** Start THE DATA **
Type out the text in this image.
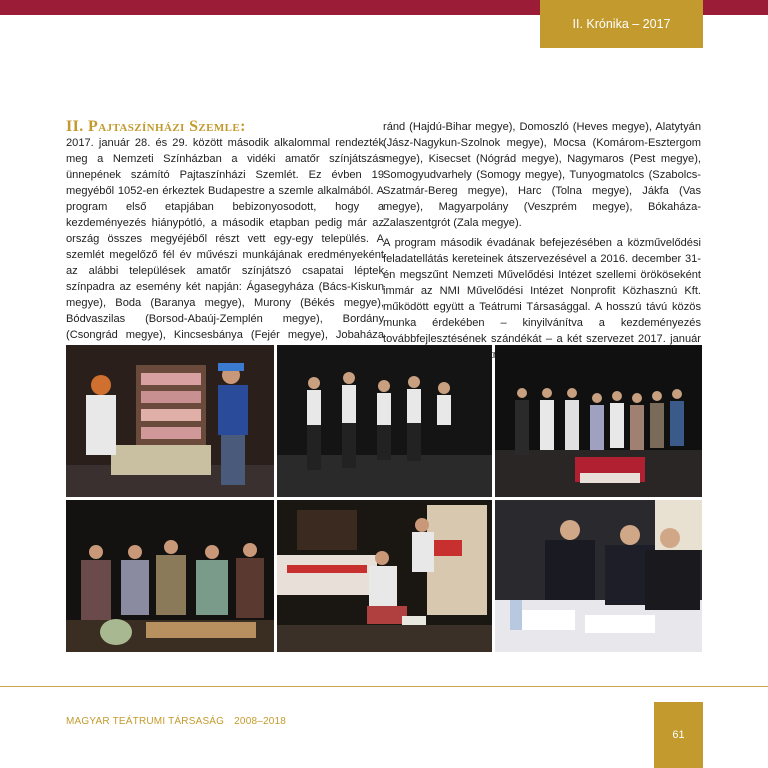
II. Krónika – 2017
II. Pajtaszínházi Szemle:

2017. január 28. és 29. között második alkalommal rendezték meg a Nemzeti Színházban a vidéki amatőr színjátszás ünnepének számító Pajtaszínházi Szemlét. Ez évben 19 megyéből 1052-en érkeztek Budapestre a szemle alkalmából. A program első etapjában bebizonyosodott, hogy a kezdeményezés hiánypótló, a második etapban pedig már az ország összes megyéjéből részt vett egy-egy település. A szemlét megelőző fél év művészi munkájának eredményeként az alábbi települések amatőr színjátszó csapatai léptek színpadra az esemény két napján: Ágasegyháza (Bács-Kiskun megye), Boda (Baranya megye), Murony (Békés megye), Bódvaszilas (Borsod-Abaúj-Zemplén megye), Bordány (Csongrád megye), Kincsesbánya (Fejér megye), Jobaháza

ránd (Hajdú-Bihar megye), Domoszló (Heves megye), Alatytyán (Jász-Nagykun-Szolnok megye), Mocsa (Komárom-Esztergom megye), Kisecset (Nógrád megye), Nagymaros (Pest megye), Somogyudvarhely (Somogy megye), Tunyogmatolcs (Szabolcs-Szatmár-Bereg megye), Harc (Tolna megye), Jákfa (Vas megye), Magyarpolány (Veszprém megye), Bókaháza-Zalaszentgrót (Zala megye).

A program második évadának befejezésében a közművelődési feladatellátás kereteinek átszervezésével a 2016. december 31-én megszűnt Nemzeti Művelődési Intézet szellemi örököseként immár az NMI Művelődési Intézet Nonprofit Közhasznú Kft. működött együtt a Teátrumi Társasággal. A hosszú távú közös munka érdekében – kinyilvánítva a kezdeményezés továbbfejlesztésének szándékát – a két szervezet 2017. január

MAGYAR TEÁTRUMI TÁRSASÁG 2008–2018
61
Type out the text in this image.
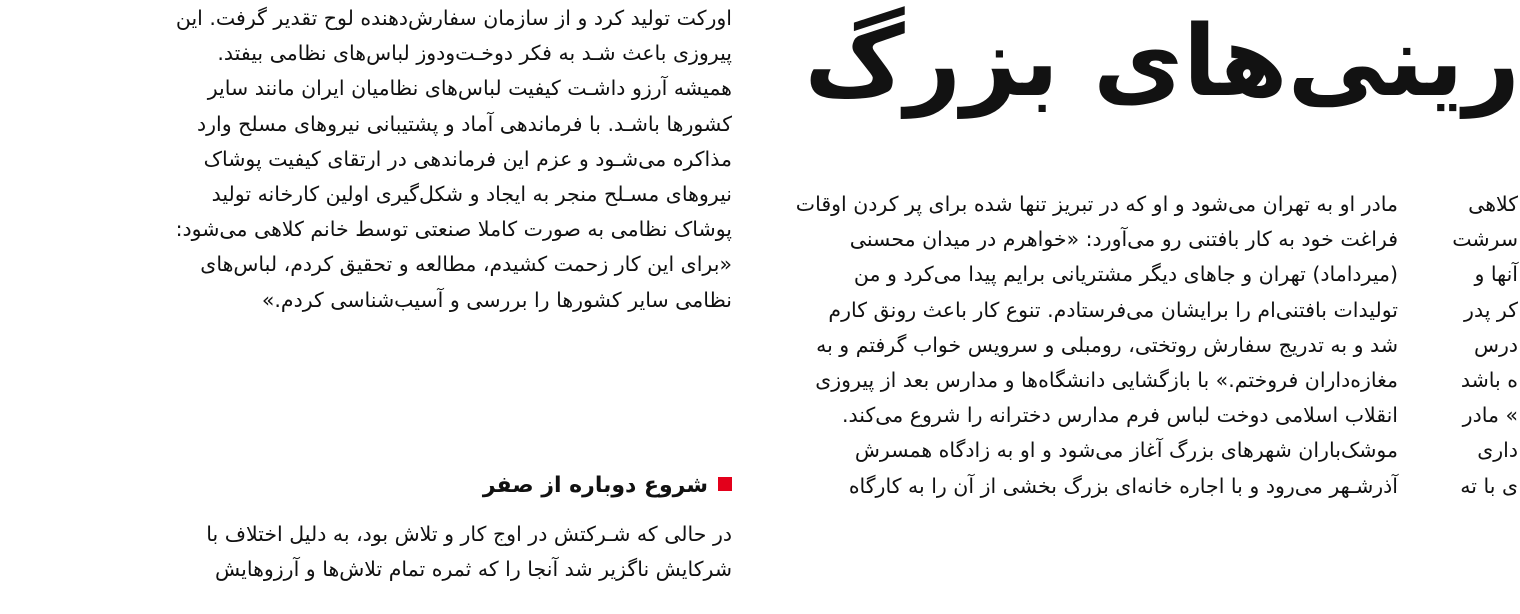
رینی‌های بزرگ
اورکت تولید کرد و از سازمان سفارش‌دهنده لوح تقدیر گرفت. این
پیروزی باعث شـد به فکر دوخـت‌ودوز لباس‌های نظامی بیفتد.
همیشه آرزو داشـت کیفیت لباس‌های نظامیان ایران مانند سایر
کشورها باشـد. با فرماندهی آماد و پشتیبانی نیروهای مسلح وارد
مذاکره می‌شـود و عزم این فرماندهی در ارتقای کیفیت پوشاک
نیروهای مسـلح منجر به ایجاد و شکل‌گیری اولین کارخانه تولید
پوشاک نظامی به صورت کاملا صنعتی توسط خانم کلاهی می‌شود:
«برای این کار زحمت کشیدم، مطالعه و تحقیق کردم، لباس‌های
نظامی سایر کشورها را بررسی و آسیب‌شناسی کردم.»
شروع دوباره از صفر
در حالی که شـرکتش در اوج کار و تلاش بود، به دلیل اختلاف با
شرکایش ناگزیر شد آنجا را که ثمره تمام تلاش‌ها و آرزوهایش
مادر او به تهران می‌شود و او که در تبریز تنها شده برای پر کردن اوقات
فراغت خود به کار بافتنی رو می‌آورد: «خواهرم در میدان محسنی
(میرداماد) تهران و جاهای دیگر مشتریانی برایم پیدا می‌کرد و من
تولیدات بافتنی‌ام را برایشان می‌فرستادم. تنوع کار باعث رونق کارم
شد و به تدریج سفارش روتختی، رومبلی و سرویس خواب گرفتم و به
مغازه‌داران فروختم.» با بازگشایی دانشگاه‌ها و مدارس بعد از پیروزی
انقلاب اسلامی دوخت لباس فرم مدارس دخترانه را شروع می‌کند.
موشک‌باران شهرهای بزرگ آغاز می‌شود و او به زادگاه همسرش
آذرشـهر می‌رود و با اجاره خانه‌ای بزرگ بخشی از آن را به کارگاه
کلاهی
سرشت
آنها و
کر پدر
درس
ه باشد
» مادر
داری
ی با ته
** End THE DATA **
GOAL: All of the material above needs to be restated exactly, with no pictures.

SOLUTION:
Type out the text in this image.
II. Krónika – 2017
II. Pajtaszínházi Szemle:

2017. január 28. és 29. között második alkalommal rendezték meg a Nemzeti Színházban a vidéki amatőr színjátszás ünnepének számító Pajtaszínházi Szemlét. Ez évben 19 megyéből 1052-en érkeztek Budapestre a szemle alkalmából. A program első etapjában bebizonyosodott, hogy a kezdeményezés hiánypótló, a második etapban pedig már az ország összes megyéjéből részt vett egy-egy település. A szemlét megelőző fél év művészi munkájának eredményeként az alábbi települések amatőr színjátszó csapatai léptek színpadra az esemény két napján: Ágasegyháza (Bács-Kiskun megye), Boda (Baranya megye), Murony (Békés megye), Bódvaszilas (Borsod-Abaúj-Zemplén megye), Bordány (Csongrád megye), Kincsesbánya (Fejér megye), Jobaháza

ránd (Hajdú-Bihar megye), Domoszló (Heves megye), Alatytyán (Jász-Nagykun-Szolnok megye), Mocsa (Komárom-Esztergom megye), Kisecset (Nógrád megye), Nagymaros (Pest megye), Somogyudvarhely (Somogy megye), Tunyogmatolcs (Szabolcs-Szatmár-Bereg megye), Harc (Tolna megye), Jákfa (Vas megye), Magyarpolány (Veszprém megye), Bókaháza-Zalaszentgrót (Zala megye).

A program második évadának befejezésében a közművelődési feladatellátás kereteinek átszervezésével a 2016. december 31-én megszűnt Nemzeti Művelődési Intézet szellemi örököseként immár az NMI Művelődési Intézet Nonprofit Közhasznú Kft. működött együtt a Teátrumi Társasággal. A hosszú távú közös munka érdekében – kinyilvánítva a kezdeményezés továbbfejlesztésének szándékát – a két szervezet 2017. január

MAGYAR TEÁTRUMI TÁRSASÁG 2008–2018
61
Type out the text in this image.
رینی‌های بزرگ
اورکت تولید کرد و از سازمان سفارش‌دهنده لوح تقدیر گرفت. این
پیروزی باعث شـد به فکر دوخـت‌ودوز لباس‌های نظامی بیفتد.
همیشه آرزو داشـت کیفیت لباس‌های نظامیان ایران مانند سایر
کشورها باشـد. با فرماندهی آماد و پشتیبانی نیروهای مسلح وارد
مذاکره می‌شـود و عزم این فرماندهی در ارتقای کیفیت پوشاک
نیروهای مسـلح منجر به ایجاد و شکل‌گیری اولین کارخانه تولید
پوشاک نظامی به صورت کاملا صنعتی توسط خانم کلاهی می‌شود:
«برای این کار زحمت کشیدم، مطالعه و تحقیق کردم، لباس‌های
نظامی سایر کشورها را بررسی و آسیب‌شناسی کردم.»
شروع دوباره از صفر
در حالی که شـرکتش در اوج کار و تلاش بود، به دلیل اختلاف با
شرکایش ناگزیر شد آنجا را که ثمره تمام تلاش‌ها و آرزوهایش
مادر او به تهران می‌شود و او که در تبریز تنها شده برای پر کردن اوقات
فراغت خود به کار بافتنی رو می‌آورد: «خواهرم در میدان محسنی
(میرداماد) تهران و جاهای دیگر مشتریانی برایم پیدا می‌کرد و من
تولیدات بافتنی‌ام را برایشان می‌فرستادم. تنوع کار باعث رونق کارم
شد و به تدریج سفارش روتختی، رومبلی و سرویس خواب گرفتم و به
مغازه‌داران فروختم.» با بازگشایی دانشگاه‌ها و مدارس بعد از پیروزی
انقلاب اسلامی دوخت لباس فرم مدارس دخترانه را شروع می‌کند.
موشک‌باران شهرهای بزرگ آغاز می‌شود و او به زادگاه همسرش
آذرشـهر می‌رود و با اجاره خانه‌ای بزرگ بخشی از آن را به کارگاه
کلاهی
سرشت
آنها و
کر پدر
درس
ه باشد
» مادر
داری
ی با ته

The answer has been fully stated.